▶ Dataset rows:
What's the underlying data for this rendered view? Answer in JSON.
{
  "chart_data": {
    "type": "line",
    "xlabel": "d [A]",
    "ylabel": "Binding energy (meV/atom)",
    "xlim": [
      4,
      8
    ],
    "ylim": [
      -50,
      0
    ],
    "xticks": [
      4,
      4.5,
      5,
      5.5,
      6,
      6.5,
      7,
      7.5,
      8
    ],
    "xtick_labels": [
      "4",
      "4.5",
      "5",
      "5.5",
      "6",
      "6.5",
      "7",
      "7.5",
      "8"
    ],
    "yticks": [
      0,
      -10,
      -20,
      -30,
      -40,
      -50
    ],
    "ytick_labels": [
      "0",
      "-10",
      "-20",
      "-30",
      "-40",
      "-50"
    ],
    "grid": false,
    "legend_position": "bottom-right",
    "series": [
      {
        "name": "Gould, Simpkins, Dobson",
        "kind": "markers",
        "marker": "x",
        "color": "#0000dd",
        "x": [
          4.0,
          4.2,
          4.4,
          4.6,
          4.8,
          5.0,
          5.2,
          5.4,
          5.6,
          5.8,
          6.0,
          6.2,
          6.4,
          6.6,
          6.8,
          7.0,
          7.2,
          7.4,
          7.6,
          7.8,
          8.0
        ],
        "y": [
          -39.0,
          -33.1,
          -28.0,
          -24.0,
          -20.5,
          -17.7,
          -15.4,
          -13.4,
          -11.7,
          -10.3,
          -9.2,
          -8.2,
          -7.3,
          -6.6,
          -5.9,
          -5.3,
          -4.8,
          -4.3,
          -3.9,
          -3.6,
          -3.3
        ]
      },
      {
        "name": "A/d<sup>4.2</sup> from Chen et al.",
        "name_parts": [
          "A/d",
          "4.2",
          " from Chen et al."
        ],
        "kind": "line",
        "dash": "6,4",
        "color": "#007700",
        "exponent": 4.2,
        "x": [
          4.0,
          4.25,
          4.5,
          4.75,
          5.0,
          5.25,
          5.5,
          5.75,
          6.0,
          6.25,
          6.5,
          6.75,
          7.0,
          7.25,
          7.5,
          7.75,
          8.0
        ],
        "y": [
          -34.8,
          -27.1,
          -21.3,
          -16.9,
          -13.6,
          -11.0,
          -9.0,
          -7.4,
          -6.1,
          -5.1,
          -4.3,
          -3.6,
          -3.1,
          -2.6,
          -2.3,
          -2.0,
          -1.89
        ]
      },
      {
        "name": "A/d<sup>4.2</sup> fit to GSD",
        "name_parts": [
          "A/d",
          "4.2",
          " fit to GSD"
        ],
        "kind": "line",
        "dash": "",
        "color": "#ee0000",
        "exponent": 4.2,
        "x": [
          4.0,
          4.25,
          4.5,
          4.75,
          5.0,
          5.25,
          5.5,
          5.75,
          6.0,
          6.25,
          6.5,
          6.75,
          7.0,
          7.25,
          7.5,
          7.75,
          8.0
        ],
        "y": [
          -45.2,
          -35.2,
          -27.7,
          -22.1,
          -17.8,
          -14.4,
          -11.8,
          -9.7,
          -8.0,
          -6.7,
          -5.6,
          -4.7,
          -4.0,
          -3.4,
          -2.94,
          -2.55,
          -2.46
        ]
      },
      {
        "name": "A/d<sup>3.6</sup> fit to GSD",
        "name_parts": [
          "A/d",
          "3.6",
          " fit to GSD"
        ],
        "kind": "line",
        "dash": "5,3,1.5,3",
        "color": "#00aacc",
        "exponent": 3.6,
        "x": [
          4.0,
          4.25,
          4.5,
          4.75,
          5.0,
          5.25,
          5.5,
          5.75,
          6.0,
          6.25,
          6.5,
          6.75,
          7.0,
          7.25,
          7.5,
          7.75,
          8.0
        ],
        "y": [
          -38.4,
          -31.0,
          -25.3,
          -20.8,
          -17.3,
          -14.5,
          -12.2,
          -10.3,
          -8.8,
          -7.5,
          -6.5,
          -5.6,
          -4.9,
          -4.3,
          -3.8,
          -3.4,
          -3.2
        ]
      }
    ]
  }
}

▶ Exercise description: Filter the entries and copy out every line with the word "color".

▶ Task answer:
        "color": "#0000dd",
        "color": "#007700",
        "color": "#ee0000",
        "color": "#00aacc",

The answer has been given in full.